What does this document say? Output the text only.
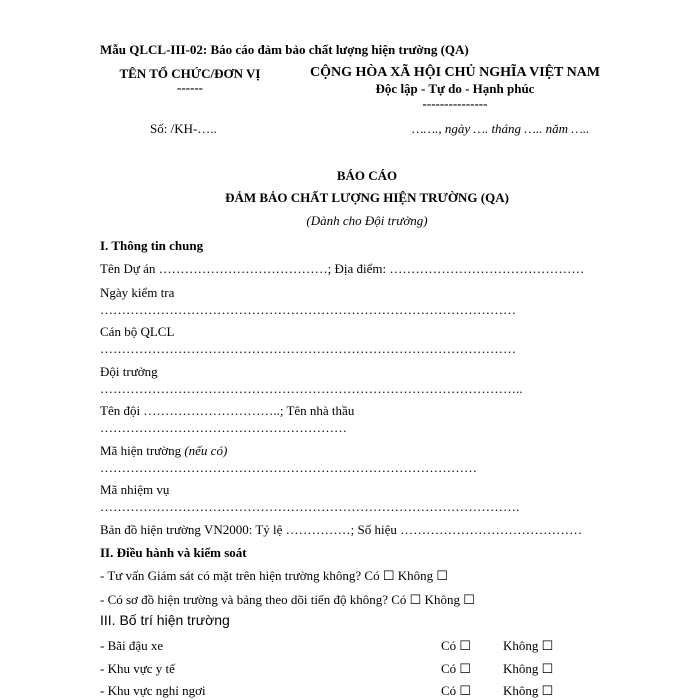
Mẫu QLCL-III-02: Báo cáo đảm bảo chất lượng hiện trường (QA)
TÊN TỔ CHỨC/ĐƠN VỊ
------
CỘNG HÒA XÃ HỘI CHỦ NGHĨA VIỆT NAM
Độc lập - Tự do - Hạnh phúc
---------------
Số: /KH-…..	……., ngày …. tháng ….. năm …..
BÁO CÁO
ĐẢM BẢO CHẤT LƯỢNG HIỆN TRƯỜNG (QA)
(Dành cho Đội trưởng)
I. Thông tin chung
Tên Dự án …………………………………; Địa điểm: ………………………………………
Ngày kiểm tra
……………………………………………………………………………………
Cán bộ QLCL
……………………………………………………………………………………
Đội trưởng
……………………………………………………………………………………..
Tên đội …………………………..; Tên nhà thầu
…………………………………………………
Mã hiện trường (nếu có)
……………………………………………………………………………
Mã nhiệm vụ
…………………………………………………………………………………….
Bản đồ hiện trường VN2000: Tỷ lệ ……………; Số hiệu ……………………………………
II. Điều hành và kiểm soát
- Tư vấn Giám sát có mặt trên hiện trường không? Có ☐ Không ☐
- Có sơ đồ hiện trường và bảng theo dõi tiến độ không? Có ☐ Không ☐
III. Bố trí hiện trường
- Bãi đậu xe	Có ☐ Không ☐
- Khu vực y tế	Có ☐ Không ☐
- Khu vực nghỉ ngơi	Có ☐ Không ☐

━━━━━━━━━━━━━━━━━━━━━━━━━━━━━━

▶ **Required task**: Pick each line holding the word "QLCL" out of the listing.

▶ **Written response**:
Mẫu QLCL-III-02: Báo cáo đảm bảo chất lượng hiện trường (QA)
Cán bộ QLCL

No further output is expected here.